Copy out all of the data below with no alterations.

··· Information supplied

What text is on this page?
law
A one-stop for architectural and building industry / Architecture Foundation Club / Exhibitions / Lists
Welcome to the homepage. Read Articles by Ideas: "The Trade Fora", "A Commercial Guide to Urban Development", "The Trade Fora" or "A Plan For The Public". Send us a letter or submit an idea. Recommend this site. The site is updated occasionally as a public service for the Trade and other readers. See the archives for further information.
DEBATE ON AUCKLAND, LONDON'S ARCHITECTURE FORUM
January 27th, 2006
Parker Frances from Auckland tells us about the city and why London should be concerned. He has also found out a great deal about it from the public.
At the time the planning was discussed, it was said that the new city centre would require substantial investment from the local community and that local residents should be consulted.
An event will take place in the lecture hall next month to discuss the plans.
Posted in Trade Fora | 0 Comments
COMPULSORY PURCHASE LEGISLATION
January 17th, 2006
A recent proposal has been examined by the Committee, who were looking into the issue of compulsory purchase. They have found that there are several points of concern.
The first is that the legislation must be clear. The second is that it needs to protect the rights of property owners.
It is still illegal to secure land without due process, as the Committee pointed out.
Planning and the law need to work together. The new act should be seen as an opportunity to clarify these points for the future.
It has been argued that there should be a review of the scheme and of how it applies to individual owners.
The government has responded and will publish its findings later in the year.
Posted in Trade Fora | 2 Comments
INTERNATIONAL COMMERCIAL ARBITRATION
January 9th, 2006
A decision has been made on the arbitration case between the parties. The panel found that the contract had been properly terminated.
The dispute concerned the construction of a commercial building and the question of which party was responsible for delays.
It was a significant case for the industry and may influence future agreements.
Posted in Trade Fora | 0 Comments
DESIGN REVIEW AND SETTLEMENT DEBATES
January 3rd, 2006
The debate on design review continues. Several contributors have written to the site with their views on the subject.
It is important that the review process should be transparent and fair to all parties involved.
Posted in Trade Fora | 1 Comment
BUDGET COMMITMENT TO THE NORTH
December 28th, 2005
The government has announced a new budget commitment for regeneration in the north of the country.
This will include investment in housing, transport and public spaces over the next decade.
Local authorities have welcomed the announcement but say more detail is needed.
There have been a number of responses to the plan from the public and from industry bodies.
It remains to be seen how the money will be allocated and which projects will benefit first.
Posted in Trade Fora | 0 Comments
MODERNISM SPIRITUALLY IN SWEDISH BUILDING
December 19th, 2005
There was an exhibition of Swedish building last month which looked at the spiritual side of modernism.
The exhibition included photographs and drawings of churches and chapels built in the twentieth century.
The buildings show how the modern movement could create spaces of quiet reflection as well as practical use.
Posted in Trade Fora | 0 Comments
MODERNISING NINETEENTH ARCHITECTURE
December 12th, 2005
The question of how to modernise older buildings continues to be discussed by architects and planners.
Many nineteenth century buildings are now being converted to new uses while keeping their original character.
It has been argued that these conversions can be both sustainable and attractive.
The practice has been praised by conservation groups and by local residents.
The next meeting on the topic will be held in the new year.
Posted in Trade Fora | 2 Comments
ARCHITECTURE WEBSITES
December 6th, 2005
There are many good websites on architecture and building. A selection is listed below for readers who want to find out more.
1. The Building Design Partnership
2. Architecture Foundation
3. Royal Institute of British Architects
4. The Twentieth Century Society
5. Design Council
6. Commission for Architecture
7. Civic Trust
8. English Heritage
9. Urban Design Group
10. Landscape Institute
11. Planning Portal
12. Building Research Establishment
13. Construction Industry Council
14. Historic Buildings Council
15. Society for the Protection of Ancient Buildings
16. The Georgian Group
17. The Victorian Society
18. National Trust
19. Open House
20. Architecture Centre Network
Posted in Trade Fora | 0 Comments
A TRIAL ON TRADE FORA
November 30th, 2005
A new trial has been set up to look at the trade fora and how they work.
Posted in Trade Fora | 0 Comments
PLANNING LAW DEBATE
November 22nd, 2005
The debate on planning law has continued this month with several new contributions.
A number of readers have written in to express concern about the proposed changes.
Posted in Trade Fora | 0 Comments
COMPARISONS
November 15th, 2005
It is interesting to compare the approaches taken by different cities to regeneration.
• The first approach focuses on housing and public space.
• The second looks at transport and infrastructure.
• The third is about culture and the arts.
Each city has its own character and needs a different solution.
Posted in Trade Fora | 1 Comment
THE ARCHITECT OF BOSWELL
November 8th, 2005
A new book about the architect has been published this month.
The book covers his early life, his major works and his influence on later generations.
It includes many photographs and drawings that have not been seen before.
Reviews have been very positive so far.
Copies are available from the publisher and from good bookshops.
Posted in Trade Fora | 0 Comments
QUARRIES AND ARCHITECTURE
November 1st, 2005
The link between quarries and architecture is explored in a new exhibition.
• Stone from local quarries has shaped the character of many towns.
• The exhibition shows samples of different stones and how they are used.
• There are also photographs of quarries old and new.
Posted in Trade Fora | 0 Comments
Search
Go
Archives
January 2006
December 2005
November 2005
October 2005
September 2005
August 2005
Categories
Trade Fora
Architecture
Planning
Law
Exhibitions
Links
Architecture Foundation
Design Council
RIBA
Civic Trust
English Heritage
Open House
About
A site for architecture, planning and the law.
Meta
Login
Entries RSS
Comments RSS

······

Exercise response
What text is on this page?
law
A one-stop for architectural and building industry / Architecture Foundation Club / Exhibitions / Lists
Welcome to the homepage. Read Articles by Ideas: "The Trade Fora", "A Commercial Guide to Urban Development", "The Trade Fora" or "A Plan For The Public". Send us a letter or submit an idea. Recommend this site. The site is updated occasionally as a public service for the Trade and other readers. See the archives for further information.
DEBATE ON AUCKLAND, LONDON'S ARCHITECTURE FORUM
January 27th, 2006
Parker Frances from Auckland tells us about the city and why London should be concerned. He has also found out a great deal about it from the public.
At the time the planning was discussed, it was said that the new city centre would require substantial investment from the local community and that local residents should be consulted.
An event will take place in the lecture hall next month to discuss the plans.
Posted in Trade Fora | 0 Comments
COMPULSORY PURCHASE LEGISLATION
January 17th, 2006
A recent proposal has been examined by the Committee, who were looking into the issue of compulsory purchase. They have found that there are several points of concern.
The first is that the legislation must be clear. The second is that it needs to protect the rights of property owners.
It is still illegal to secure land without due process, as the Committee pointed out.
Planning and the law need to work together. The new act should be seen as an opportunity to clarify these points for the future.
It has been argued that there should be a review of the scheme and of how it applies to individual owners.
The government has responded and will publish its findings later in the year.
Posted in Trade Fora | 2 Comments
INTERNATIONAL COMMERCIAL ARBITRATION
January 9th, 2006
A decision has been made on the arbitration case between the parties. The panel found that the contract had been properly terminated.
The dispute concerned the construction of a commercial building and the question of which party was responsible for delays.
It was a significant case for the industry and may influence future agreements.
Posted in Trade Fora | 0 Comments
DESIGN REVIEW AND SETTLEMENT DEBATES
January 3rd, 2006
The debate on design review continues. Several contributors have written to the site with their views on the subject.
It is important that the review process should be transparent and fair to all parties involved.
Posted in Trade Fora | 1 Comment
BUDGET COMMITMENT TO THE NORTH
December 28th, 2005
The government has announced a new budget commitment for regeneration in the north of the country.
This will include investment in housing, transport and public spaces over the next decade.
Local authorities have welcomed the announcement but say more detail is needed.
There have been a number of responses to the plan from the public and from industry bodies.
It remains to be seen how the money will be allocated and which projects will benefit first.
Posted in Trade Fora | 0 Comments
MODERNISM SPIRITUALLY IN SWEDISH BUILDING
December 19th, 2005
There was an exhibition of Swedish building last month which looked at the spiritual side of modernism.
The exhibition included photographs and drawings of churches and chapels built in the twentieth century.
The buildings show how the modern movement could create spaces of quiet reflection as well as practical use.
Posted in Trade Fora | 0 Comments
MODERNISING NINETEENTH ARCHITECTURE
December 12th, 2005
The question of how to modernise older buildings continues to be discussed by architects and planners.
Many nineteenth century buildings are now being converted to new uses while keeping their original character.
It has been argued that these conversions can be both sustainable and attractive.
The practice has been praised by conservation groups and by local residents.
The next meeting on the topic will be held in the new year.
Posted in Trade Fora | 2 Comments
ARCHITECTURE WEBSITES
December 6th, 2005
There are many good websites on architecture and building. A selection is listed below for readers who want to find out more.
1. The Building Design Partnership
2. Architecture Foundation
3. Royal Institute of British Architects
4. The Twentieth Century Society
5. Design Council
6. Commission for Architecture
7. Civic Trust
8. English Heritage
9. Urban Design Group
10. Landscape Institute
11. Planning Portal
12. Building Research Establishment
13. Construction Industry Council
14. Historic Buildings Council
15. Society for the Protection of Ancient Buildings
16. The Georgian Group
17. The Victorian Society
18. National Trust
19. Open House
20. Architecture Centre Network
Posted in Trade Fora | 0 Comments
A TRIAL ON TRADE FORA
November 30th, 2005
A new trial has been set up to look at the trade fora and how they work.
Posted in Trade Fora | 0 Comments
PLANNING LAW DEBATE
November 22nd, 2005
The debate on planning law has continued this month with several new contributions.
A number of readers have written in to express concern about the proposed changes.
Posted in Trade Fora | 0 Comments
COMPARISONS
November 15th, 2005
It is interesting to compare the approaches taken by different cities to regeneration.
• The first approach focuses on housing and public space.
• The second looks at transport and infrastructure.
• The third is about culture and the arts.
Each city has its own character and needs a different solution.
Posted in Trade Fora | 1 Comment
THE ARCHITECT OF BOSWELL
November 8th, 2005
A new book about the architect has been published this month.
The book covers his early life, his major works and his influence on later generations.
It includes many photographs and drawings that have not been seen before.
Reviews have been very positive so far.
Copies are available from the publisher and from good bookshops.
Posted in Trade Fora | 0 Comments
QUARRIES AND ARCHITECTURE
November 1st, 2005
The link between quarries and architecture is explored in a new exhibition.
• Stone from local quarries has shaped the character of many towns.
• The exhibition shows samples of different stones and how they are used.
• There are also photographs of quarries old and new.
Posted in Trade Fora | 0 Comments
Search
Go
Archives
January 2006
December 2005
November 2005
October 2005
September 2005
August 2005
Categories
Trade Fora
Architecture
Planning
Law
Exhibitions
Links
Architecture Foundation
Design Council
RIBA
Civic Trust
English Heritage
Open House
About
A site for architecture, planning and the law.
Meta
Login
Entries RSS
Comments RSS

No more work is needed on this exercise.